%%

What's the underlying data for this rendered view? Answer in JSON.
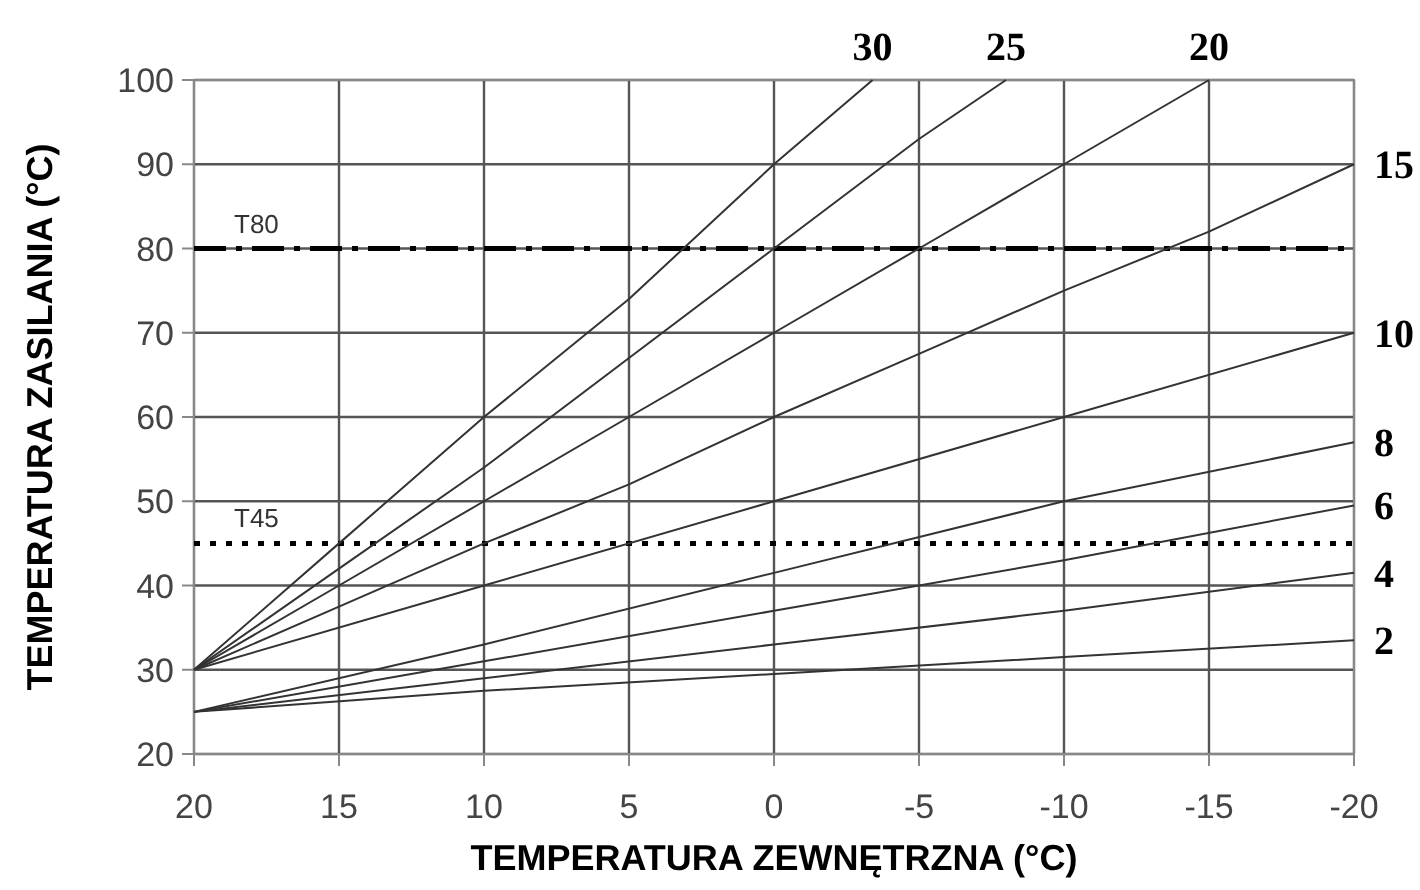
{
  "chart_data": {
    "type": "line",
    "xlabel": "TEMPERATURA ZEWNĘTRZNA (°C)",
    "ylabel": "TEMPERATURA ZASILANIA (°C)",
    "xlim": [
      20,
      -20
    ],
    "xticks": [
      20,
      15,
      10,
      5,
      0,
      -5,
      -10,
      -15,
      -20
    ],
    "ylim": [
      20,
      100
    ],
    "yticks": [
      20,
      30,
      40,
      50,
      60,
      70,
      80,
      90,
      100
    ],
    "grid": true,
    "marker": "none",
    "line_style": "solid",
    "series": [
      {
        "name": "30",
        "color": "#333333",
        "x": [
          20,
          15,
          10,
          5,
          0,
          -3.4
        ],
        "values": [
          30,
          45,
          60,
          74,
          90,
          100
        ]
      },
      {
        "name": "25",
        "color": "#333333",
        "x": [
          20,
          15,
          10,
          5,
          0,
          -5,
          -8
        ],
        "values": [
          30,
          42,
          54,
          67,
          80,
          93,
          100
        ]
      },
      {
        "name": "20",
        "color": "#333333",
        "x": [
          20,
          15,
          10,
          5,
          0,
          -5,
          -10,
          -15
        ],
        "values": [
          30,
          40,
          50,
          60,
          70,
          80,
          90,
          100
        ]
      },
      {
        "name": "15",
        "color": "#333333",
        "x": [
          20,
          15,
          10,
          5,
          0,
          -5,
          -10,
          -15,
          -20
        ],
        "values": [
          30,
          37.5,
          45,
          52,
          60,
          67.5,
          75,
          82,
          90
        ]
      },
      {
        "name": "10",
        "color": "#333333",
        "x": [
          20,
          10,
          0,
          -10,
          -20
        ],
        "values": [
          30,
          40,
          50,
          60,
          70
        ]
      },
      {
        "name": "8",
        "color": "#333333",
        "x": [
          20,
          10,
          0,
          -10,
          -20
        ],
        "values": [
          25,
          33,
          41.5,
          50,
          57
        ]
      },
      {
        "name": "6",
        "color": "#333333",
        "x": [
          20,
          10,
          0,
          -10,
          -20
        ],
        "values": [
          25,
          31,
          37,
          43,
          49.5
        ]
      },
      {
        "name": "4",
        "color": "#333333",
        "x": [
          20,
          10,
          0,
          -10,
          -20
        ],
        "values": [
          25,
          29,
          33,
          37,
          41.5
        ]
      },
      {
        "name": "2",
        "color": "#333333",
        "x": [
          20,
          10,
          0,
          -10,
          -20
        ],
        "values": [
          25,
          27.5,
          29.5,
          31.5,
          33.5
        ]
      }
    ],
    "ref_lines": [
      {
        "axis": "y",
        "value": 80,
        "label": "T80",
        "color": "#000000",
        "line_style": "dashdot"
      },
      {
        "axis": "y",
        "value": 45,
        "label": "T45",
        "color": "#000000",
        "line_style": "dotted"
      }
    ]
  }
}
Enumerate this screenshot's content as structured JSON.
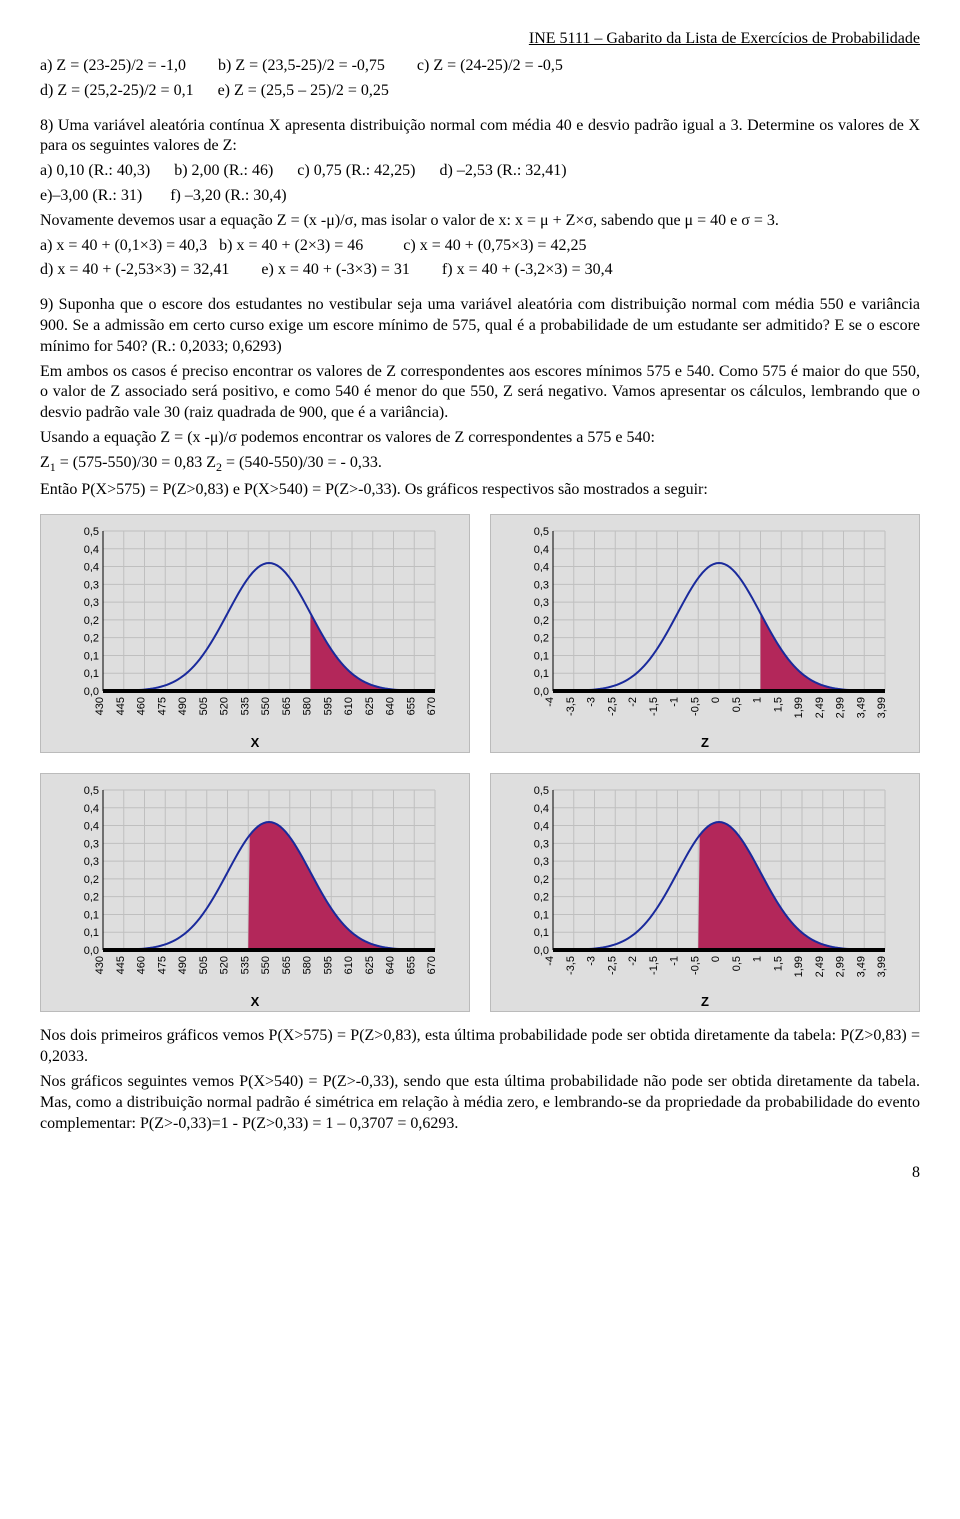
{
  "header": "INE 5111 – Gabarito da Lista de Exercícios de Probabilidade",
  "q7": {
    "line1": "a) Z = (23-25)/2 = -1,0        b) Z = (23,5-25)/2 = -0,75        c) Z = (24-25)/2 = -0,5",
    "line2": "d) Z = (25,2-25)/2 = 0,1      e) Z = (25,5 – 25)/2 = 0,25"
  },
  "q8": {
    "intro": "8) Uma variável aleatória contínua X apresenta distribuição normal com média 40 e desvio padrão igual a 3. Determine os valores de X para os seguintes valores de Z:",
    "row1": "a) 0,10 (R.: 40,3)      b) 2,00 (R.: 46)      c) 0,75 (R.: 42,25)      d) –2,53 (R.: 32,41)",
    "row2": "e)–3,00 (R.: 31)       f) –3,20 (R.: 30,4)",
    "expl": "Novamente devemos usar a equação Z = (x -μ)/σ, mas isolar o valor de x:  x = μ + Z×σ, sabendo que μ = 40 e σ = 3.",
    "ans1": "a) x = 40 + (0,1×3) = 40,3   b) x = 40 + (2×3) = 46          c) x = 40 + (0,75×3) = 42,25",
    "ans2": "d) x = 40 + (-2,53×3) = 32,41        e) x = 40 + (-3×3) = 31        f) x = 40 + (-3,2×3) = 30,4"
  },
  "q9": {
    "text": "9) Suponha que o escore dos estudantes no vestibular seja uma variável aleatória com distribuição normal com média 550 e variância 900. Se a admissão em certo curso exige um escore mínimo de 575, qual é a probabilidade de um estudante ser admitido? E se o escore mínimo for 540? (R.: 0,2033; 0,6293)",
    "p2": "Em ambos os casos é preciso encontrar os valores de Z correspondentes aos escores mínimos 575 e 540. Como 575 é maior do que 550, o valor de Z associado será positivo, e como 540 é menor do que 550, Z será negativo. Vamos apresentar os cálculos, lembrando que o desvio padrão vale 30 (raiz quadrada de 900, que é a variância).",
    "p3": "Usando a equação Z = (x -μ)/σ  podemos encontrar os valores de Z correspondentes a 575 e 540:",
    "p4a": "Z",
    "p4b": " = (575-550)/30 = 0,83        Z",
    "p4c": " = (540-550)/30 = - 0,33.",
    "p5": "Então P(X>575) = P(Z>0,83) e P(X>540) = P(Z>-0,33). Os gráficos respectivos são mostrados a seguir:"
  },
  "charts": {
    "yTicks": [
      "0,5",
      "0,4",
      "0,4",
      "0,3",
      "0,3",
      "0,2",
      "0,2",
      "0,1",
      "0,1",
      "0,0"
    ],
    "xTicks_X": [
      "430",
      "445",
      "460",
      "475",
      "490",
      "505",
      "520",
      "535",
      "550",
      "565",
      "580",
      "595",
      "610",
      "625",
      "640",
      "655",
      "670"
    ],
    "xTicks_Z": [
      "-4",
      "-3,5",
      "-3",
      "-2,5",
      "-2",
      "-1,5",
      "-1",
      "-0,5",
      "0",
      "0,5",
      "1",
      "1,5",
      "1,99",
      "2,49",
      "2,99",
      "3,49",
      "3,99"
    ],
    "curveColor": "#1a2a9c",
    "fillColor": "#b3275a",
    "gridColor": "#bfbfbf",
    "axisColor": "#000000",
    "bgColor": "#dedede",
    "chart1": {
      "axisLabel": "X",
      "shadeFromIndex": 10
    },
    "chart2": {
      "axisLabel": "Z",
      "shadeFromIndex": 10
    },
    "chart3": {
      "axisLabel": "X",
      "shadeFromIndex": 7
    },
    "chart4": {
      "axisLabel": "Z",
      "shadeFromIndex": 7
    }
  },
  "after": {
    "p1": "Nos dois primeiros gráficos vemos P(X>575) = P(Z>0,83), esta última probabilidade pode ser obtida diretamente da tabela: P(Z>0,83) = 0,2033.",
    "p2": "Nos gráficos seguintes vemos P(X>540) = P(Z>-0,33), sendo que esta última probabilidade não pode ser obtida diretamente da tabela. Mas, como a distribuição normal padrão é simétrica em relação à média zero, e lembrando-se da propriedade da probabilidade do evento complementar: P(Z>-0,33)=1 - P(Z>0,33) = 1 – 0,3707 = 0,6293."
  },
  "pageNumber": "8"
}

%%

### [Written request]
Return each line of the data, keeping its wording exact and omitting pictures.

### [Answer below]
What's the underlying data for this rendered view? Answer in JSON.
{
  "chart_data": {
    "type": "line",
    "xlabel": "TEMPERATURA ZEWNĘTRZNA (°C)",
    "ylabel": "TEMPERATURA ZASILANIA (°C)",
    "xlim": [
      20,
      -20
    ],
    "xticks": [
      20,
      15,
      10,
      5,
      0,
      -5,
      -10,
      -15,
      -20
    ],
    "ylim": [
      20,
      100
    ],
    "yticks": [
      20,
      30,
      40,
      50,
      60,
      70,
      80,
      90,
      100
    ],
    "grid": true,
    "marker": "none",
    "line_style": "solid",
    "series": [
      {
        "name": "30",
        "color": "#333333",
        "x": [
          20,
          15,
          10,
          5,
          0,
          -3.4
        ],
        "values": [
          30,
          45,
          60,
          74,
          90,
          100
        ]
      },
      {
        "name": "25",
        "color": "#333333",
        "x": [
          20,
          15,
          10,
          5,
          0,
          -5,
          -8
        ],
        "values": [
          30,
          42,
          54,
          67,
          80,
          93,
          100
        ]
      },
      {
        "name": "20",
        "color": "#333333",
        "x": [
          20,
          15,
          10,
          5,
          0,
          -5,
          -10,
          -15
        ],
        "values": [
          30,
          40,
          50,
          60,
          70,
          80,
          90,
          100
        ]
      },
      {
        "name": "15",
        "color": "#333333",
        "x": [
          20,
          15,
          10,
          5,
          0,
          -5,
          -10,
          -15,
          -20
        ],
        "values": [
          30,
          37.5,
          45,
          52,
          60,
          67.5,
          75,
          82,
          90
        ]
      },
      {
        "name": "10",
        "color": "#333333",
        "x": [
          20,
          10,
          0,
          -10,
          -20
        ],
        "values": [
          30,
          40,
          50,
          60,
          70
        ]
      },
      {
        "name": "8",
        "color": "#333333",
        "x": [
          20,
          10,
          0,
          -10,
          -20
        ],
        "values": [
          25,
          33,
          41.5,
          50,
          57
        ]
      },
      {
        "name": "6",
        "color": "#333333",
        "x": [
          20,
          10,
          0,
          -10,
          -20
        ],
        "values": [
          25,
          31,
          37,
          43,
          49.5
        ]
      },
      {
        "name": "4",
        "color": "#333333",
        "x": [
          20,
          10,
          0,
          -10,
          -20
        ],
        "values": [
          25,
          29,
          33,
          37,
          41.5
        ]
      },
      {
        "name": "2",
        "color": "#333333",
        "x": [
          20,
          10,
          0,
          -10,
          -20
        ],
        "values": [
          25,
          27.5,
          29.5,
          31.5,
          33.5
        ]
      }
    ],
    "ref_lines": [
      {
        "axis": "y",
        "value": 80,
        "label": "T80",
        "color": "#000000",
        "line_style": "dashdot"
      },
      {
        "axis": "y",
        "value": 45,
        "label": "T45",
        "color": "#000000",
        "line_style": "dotted"
      }
    ]
  }
}
Enumerate this screenshot's content as structured JSON.
{
  "header": "INE 5111 – Gabarito da Lista de Exercícios de Probabilidade",
  "q7": {
    "line1": "a) Z = (23-25)/2 = -1,0        b) Z = (23,5-25)/2 = -0,75        c) Z = (24-25)/2 = -0,5",
    "line2": "d) Z = (25,2-25)/2 = 0,1      e) Z = (25,5 – 25)/2 = 0,25"
  },
  "q8": {
    "intro": "8) Uma variável aleatória contínua X apresenta distribuição normal com média 40 e desvio padrão igual a 3. Determine os valores de X para os seguintes valores de Z:",
    "row1": "a) 0,10 (R.: 40,3)      b) 2,00 (R.: 46)      c) 0,75 (R.: 42,25)      d) –2,53 (R.: 32,41)",
    "row2": "e)–3,00 (R.: 31)       f) –3,20 (R.: 30,4)",
    "expl": "Novamente devemos usar a equação Z = (x -μ)/σ, mas isolar o valor de x:  x = μ + Z×σ, sabendo que μ = 40 e σ = 3.",
    "ans1": "a) x = 40 + (0,1×3) = 40,3   b) x = 40 + (2×3) = 46          c) x = 40 + (0,75×3) = 42,25",
    "ans2": "d) x = 40 + (-2,53×3) = 32,41        e) x = 40 + (-3×3) = 31        f) x = 40 + (-3,2×3) = 30,4"
  },
  "q9": {
    "text": "9) Suponha que o escore dos estudantes no vestibular seja uma variável aleatória com distribuição normal com média 550 e variância 900. Se a admissão em certo curso exige um escore mínimo de 575, qual é a probabilidade de um estudante ser admitido? E se o escore mínimo for 540? (R.: 0,2033; 0,6293)",
    "p2": "Em ambos os casos é preciso encontrar os valores de Z correspondentes aos escores mínimos 575 e 540. Como 575 é maior do que 550, o valor de Z associado será positivo, e como 540 é menor do que 550, Z será negativo. Vamos apresentar os cálculos, lembrando que o desvio padrão vale 30 (raiz quadrada de 900, que é a variância).",
    "p3": "Usando a equação Z = (x -μ)/σ  podemos encontrar os valores de Z correspondentes a 575 e 540:",
    "p4a": "Z",
    "p4b": " = (575-550)/30 = 0,83        Z",
    "p4c": " = (540-550)/30 = - 0,33.",
    "p5": "Então P(X>575) = P(Z>0,83) e P(X>540) = P(Z>-0,33). Os gráficos respectivos são mostrados a seguir:"
  },
  "charts": {
    "yTicks": [
      "0,5",
      "0,4",
      "0,4",
      "0,3",
      "0,3",
      "0,2",
      "0,2",
      "0,1",
      "0,1",
      "0,0"
    ],
    "xTicks_X": [
      "430",
      "445",
      "460",
      "475",
      "490",
      "505",
      "520",
      "535",
      "550",
      "565",
      "580",
      "595",
      "610",
      "625",
      "640",
      "655",
      "670"
    ],
    "xTicks_Z": [
      "-4",
      "-3,5",
      "-3",
      "-2,5",
      "-2",
      "-1,5",
      "-1",
      "-0,5",
      "0",
      "0,5",
      "1",
      "1,5",
      "1,99",
      "2,49",
      "2,99",
      "3,49",
      "3,99"
    ],
    "curveColor": "#1a2a9c",
    "fillColor": "#b3275a",
    "gridColor": "#bfbfbf",
    "axisColor": "#000000",
    "bgColor": "#dedede",
    "chart1": {
      "axisLabel": "X",
      "shadeFromIndex": 10
    },
    "chart2": {
      "axisLabel": "Z",
      "shadeFromIndex": 10
    },
    "chart3": {
      "axisLabel": "X",
      "shadeFromIndex": 7
    },
    "chart4": {
      "axisLabel": "Z",
      "shadeFromIndex": 7
    }
  },
  "after": {
    "p1": "Nos dois primeiros gráficos vemos P(X>575) = P(Z>0,83), esta última probabilidade pode ser obtida diretamente da tabela: P(Z>0,83) = 0,2033.",
    "p2": "Nos gráficos seguintes vemos P(X>540) = P(Z>-0,33), sendo que esta última probabilidade não pode ser obtida diretamente da tabela. Mas, como a distribuição normal padrão é simétrica em relação à média zero, e lembrando-se da propriedade da probabilidade do evento complementar: P(Z>-0,33)=1 - P(Z>0,33) = 1 – 0,3707 = 0,6293."
  },
  "pageNumber": "8"
}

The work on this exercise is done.